Go through the listing and set it down exactly, leaving out its pictures.

####################

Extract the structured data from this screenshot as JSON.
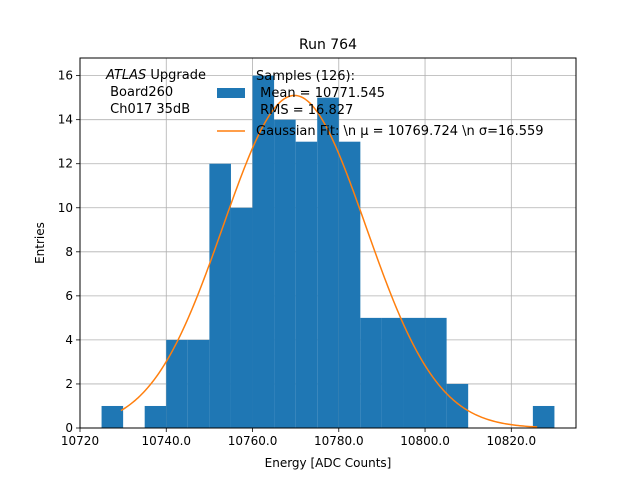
{
  "chart_data": {
    "type": "bar",
    "title": "Run 764",
    "xlabel": "Energy [ADC Counts]",
    "ylabel": "Entries",
    "xlim": [
      10720,
      10835
    ],
    "ylim": [
      0,
      16.8
    ],
    "grid": true,
    "bin_edges": [
      10725,
      10730,
      10735,
      10740,
      10745,
      10750,
      10755,
      10760,
      10765,
      10770,
      10775,
      10780,
      10785,
      10790,
      10795,
      10800,
      10805,
      10810,
      10815,
      10820,
      10825,
      10830
    ],
    "counts": [
      1,
      0,
      1,
      4,
      4,
      12,
      10,
      16,
      14,
      13,
      15,
      13,
      5,
      5,
      5,
      5,
      2,
      0,
      0,
      0,
      1
    ],
    "x_ticks": [
      10720,
      10740,
      10760,
      10780,
      10800,
      10820
    ],
    "x_tick_labels": [
      "10720",
      "10740.0",
      "10760.0",
      "10780.0",
      "10800.0",
      "10820.0"
    ],
    "y_ticks": [
      0,
      2,
      4,
      6,
      8,
      10,
      12,
      14,
      16
    ],
    "y_tick_labels": [
      "0",
      "2",
      "4",
      "6",
      "8",
      "10",
      "12",
      "14",
      "16"
    ],
    "fit": {
      "mu": 10769.724,
      "sigma": 16.559,
      "amplitude": 15.1,
      "x_range": [
        10729.5,
        10826
      ]
    },
    "annotation": {
      "line1_italic": "ATLAS",
      "line1_rest": " Upgrade",
      "line2": " Board260",
      "line3": " Ch017 35dB"
    },
    "legend": {
      "placement": "top-center",
      "entries": [
        {
          "label_lines": [
            "Samples (126):",
            " Mean = 10771.545",
            " RMS = 16.827"
          ],
          "type": "bar"
        },
        {
          "label_lines": [
            "Gaussian Fit: \\n μ = 10769.724 \\n σ=16.559"
          ],
          "type": "line"
        }
      ]
    },
    "colors": {
      "bars": "#1f77b4",
      "fit": "#ff7f0e",
      "grid": "#b0b0b0"
    }
  }
}
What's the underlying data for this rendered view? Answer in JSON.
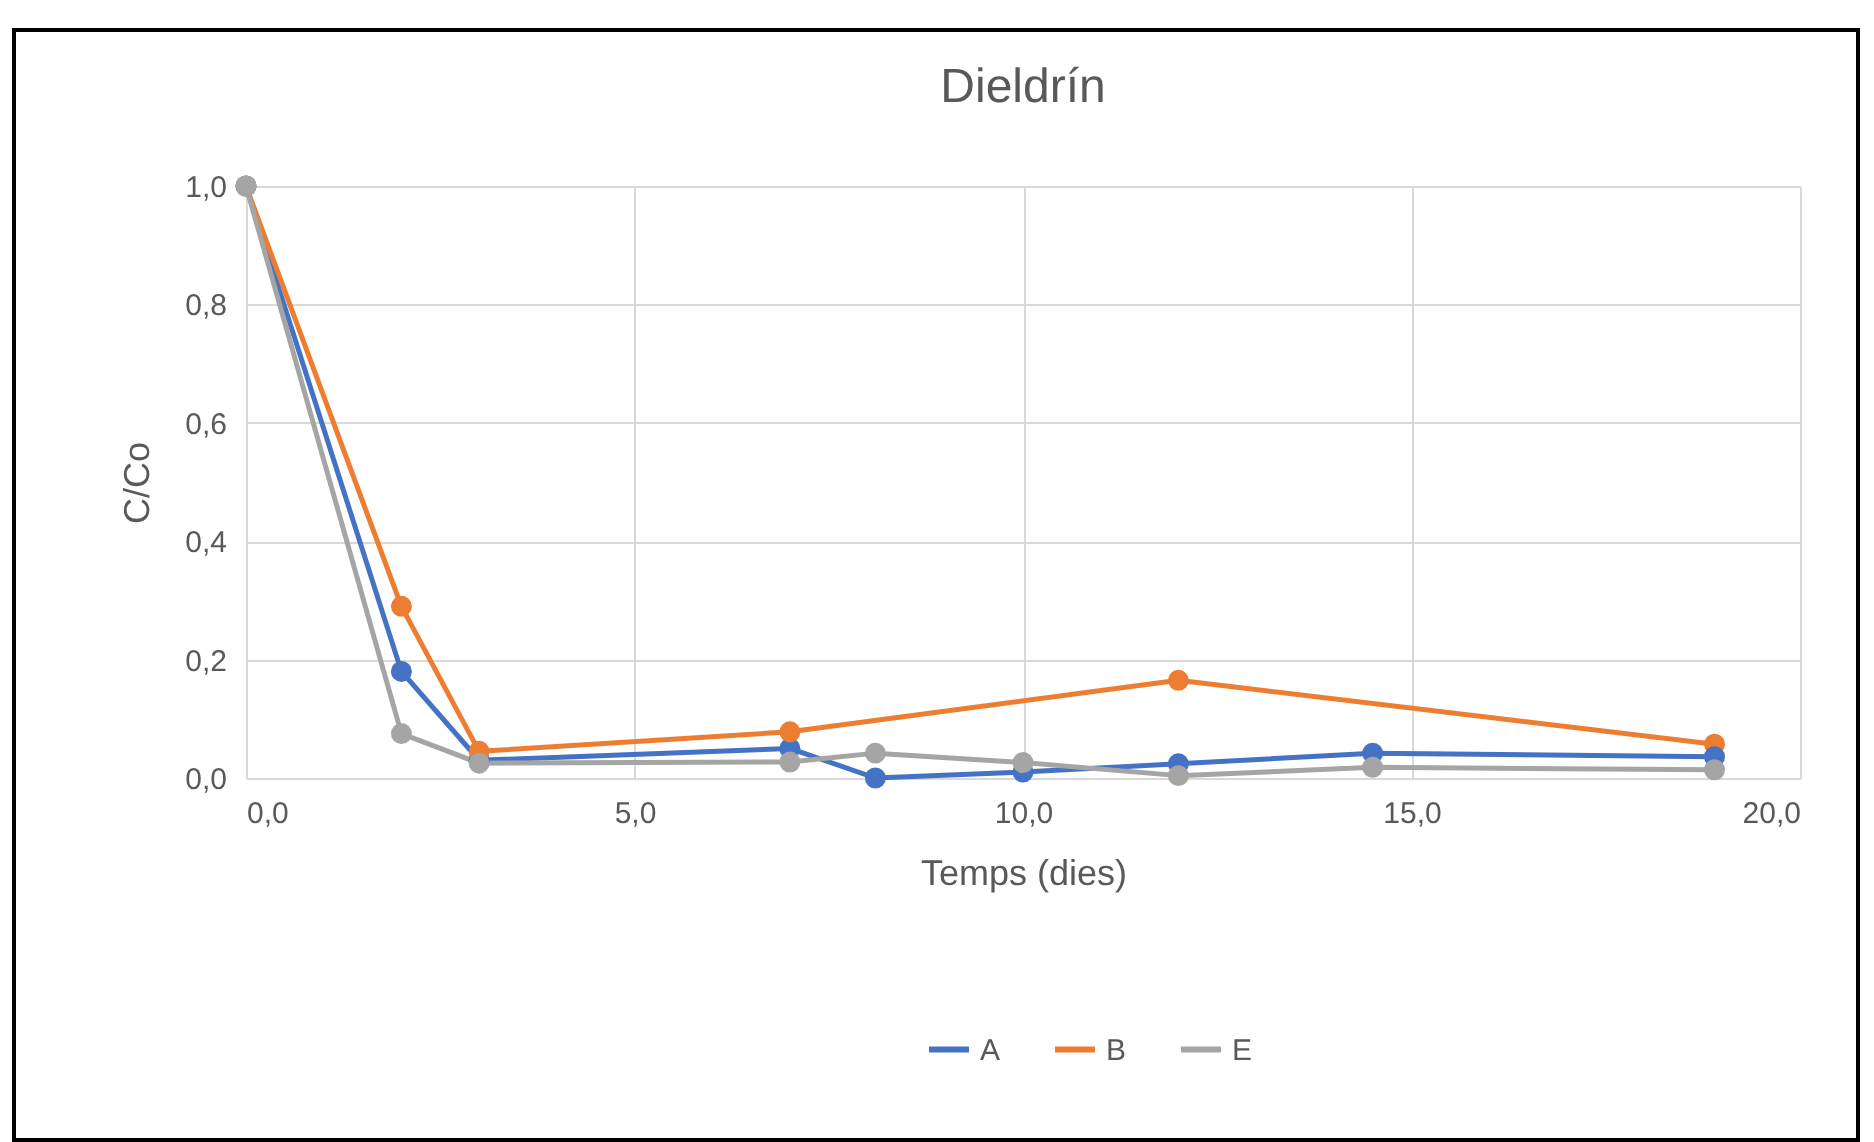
{
  "chart_data": {
    "type": "line",
    "title": "Dieldrín",
    "xlabel": "Temps (dies)",
    "ylabel": "C/Co",
    "xlim": [
      0,
      20
    ],
    "ylim": [
      0,
      1
    ],
    "xticks": [
      {
        "value": 0,
        "label": "0,0"
      },
      {
        "value": 5,
        "label": "5,0"
      },
      {
        "value": 10,
        "label": "10,0"
      },
      {
        "value": 15,
        "label": "15,0"
      },
      {
        "value": 20,
        "label": "20,0"
      }
    ],
    "yticks": [
      {
        "value": 0,
        "label": "0,0"
      },
      {
        "value": 0.2,
        "label": "0,2"
      },
      {
        "value": 0.4,
        "label": "0,4"
      },
      {
        "value": 0.6,
        "label": "0,6"
      },
      {
        "value": 0.8,
        "label": "0,8"
      },
      {
        "value": 1,
        "label": "1,0"
      }
    ],
    "grid": true,
    "legend": "bottom",
    "marker": "circle",
    "line_style": "solid",
    "series": [
      {
        "name": "A",
        "color": "#4472c4",
        "x": [
          0,
          2,
          3,
          7,
          8.1,
          10,
          12,
          14.5,
          18.9
        ],
        "values": [
          1.0,
          0.18,
          0.03,
          0.05,
          0.0,
          0.01,
          0.024,
          0.042,
          0.036
        ]
      },
      {
        "name": "B",
        "color": "#ed7d31",
        "x": [
          0,
          2,
          3,
          7,
          12,
          18.9
        ],
        "values": [
          1.0,
          0.29,
          0.045,
          0.078,
          0.165,
          0.057
        ]
      },
      {
        "name": "E",
        "color": "#a5a5a5",
        "x": [
          0,
          2,
          3,
          7,
          8.1,
          10,
          12,
          14.5,
          18.9
        ],
        "values": [
          1.0,
          0.075,
          0.025,
          0.027,
          0.042,
          0.026,
          0.004,
          0.018,
          0.014
        ]
      }
    ]
  }
}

####################

= RESULT FOR THIS EXERCISE =
Extract the structured data from this screenshot as JSON.
{
  "chart_data": {
    "type": "bar",
    "title": "Run 764",
    "xlabel": "Energy [ADC Counts]",
    "ylabel": "Entries",
    "xlim": [
      10720,
      10835
    ],
    "ylim": [
      0,
      16.8
    ],
    "grid": true,
    "bin_edges": [
      10725,
      10730,
      10735,
      10740,
      10745,
      10750,
      10755,
      10760,
      10765,
      10770,
      10775,
      10780,
      10785,
      10790,
      10795,
      10800,
      10805,
      10810,
      10815,
      10820,
      10825,
      10830
    ],
    "counts": [
      1,
      0,
      1,
      4,
      4,
      12,
      10,
      16,
      14,
      13,
      15,
      13,
      5,
      5,
      5,
      5,
      2,
      0,
      0,
      0,
      1
    ],
    "x_ticks": [
      10720,
      10740,
      10760,
      10780,
      10800,
      10820
    ],
    "x_tick_labels": [
      "10720",
      "10740.0",
      "10760.0",
      "10780.0",
      "10800.0",
      "10820.0"
    ],
    "y_ticks": [
      0,
      2,
      4,
      6,
      8,
      10,
      12,
      14,
      16
    ],
    "y_tick_labels": [
      "0",
      "2",
      "4",
      "6",
      "8",
      "10",
      "12",
      "14",
      "16"
    ],
    "fit": {
      "mu": 10769.724,
      "sigma": 16.559,
      "amplitude": 15.1,
      "x_range": [
        10729.5,
        10826
      ]
    },
    "annotation": {
      "line1_italic": "ATLAS",
      "line1_rest": " Upgrade",
      "line2": " Board260",
      "line3": " Ch017 35dB"
    },
    "legend": {
      "placement": "top-center",
      "entries": [
        {
          "label_lines": [
            "Samples (126):",
            " Mean = 10771.545",
            " RMS = 16.827"
          ],
          "type": "bar"
        },
        {
          "label_lines": [
            "Gaussian Fit: \\n μ = 10769.724 \\n σ=16.559"
          ],
          "type": "line"
        }
      ]
    },
    "colors": {
      "bars": "#1f77b4",
      "fit": "#ff7f0e",
      "grid": "#b0b0b0"
    }
  }
}
What's the underlying data for this rendered view? Answer in JSON.
{
  "chart_data": {
    "type": "line",
    "title": "Dieldrín",
    "xlabel": "Temps (dies)",
    "ylabel": "C/Co",
    "xlim": [
      0,
      20
    ],
    "ylim": [
      0,
      1
    ],
    "xticks": [
      {
        "value": 0,
        "label": "0,0"
      },
      {
        "value": 5,
        "label": "5,0"
      },
      {
        "value": 10,
        "label": "10,0"
      },
      {
        "value": 15,
        "label": "15,0"
      },
      {
        "value": 20,
        "label": "20,0"
      }
    ],
    "yticks": [
      {
        "value": 0,
        "label": "0,0"
      },
      {
        "value": 0.2,
        "label": "0,2"
      },
      {
        "value": 0.4,
        "label": "0,4"
      },
      {
        "value": 0.6,
        "label": "0,6"
      },
      {
        "value": 0.8,
        "label": "0,8"
      },
      {
        "value": 1,
        "label": "1,0"
      }
    ],
    "grid": true,
    "legend": "bottom",
    "marker": "circle",
    "line_style": "solid",
    "series": [
      {
        "name": "A",
        "color": "#4472c4",
        "x": [
          0,
          2,
          3,
          7,
          8.1,
          10,
          12,
          14.5,
          18.9
        ],
        "values": [
          1.0,
          0.18,
          0.03,
          0.05,
          0.0,
          0.01,
          0.024,
          0.042,
          0.036
        ]
      },
      {
        "name": "B",
        "color": "#ed7d31",
        "x": [
          0,
          2,
          3,
          7,
          12,
          18.9
        ],
        "values": [
          1.0,
          0.29,
          0.045,
          0.078,
          0.165,
          0.057
        ]
      },
      {
        "name": "E",
        "color": "#a5a5a5",
        "x": [
          0,
          2,
          3,
          7,
          8.1,
          10,
          12,
          14.5,
          18.9
        ],
        "values": [
          1.0,
          0.075,
          0.025,
          0.027,
          0.042,
          0.026,
          0.004,
          0.018,
          0.014
        ]
      }
    ]
  }
}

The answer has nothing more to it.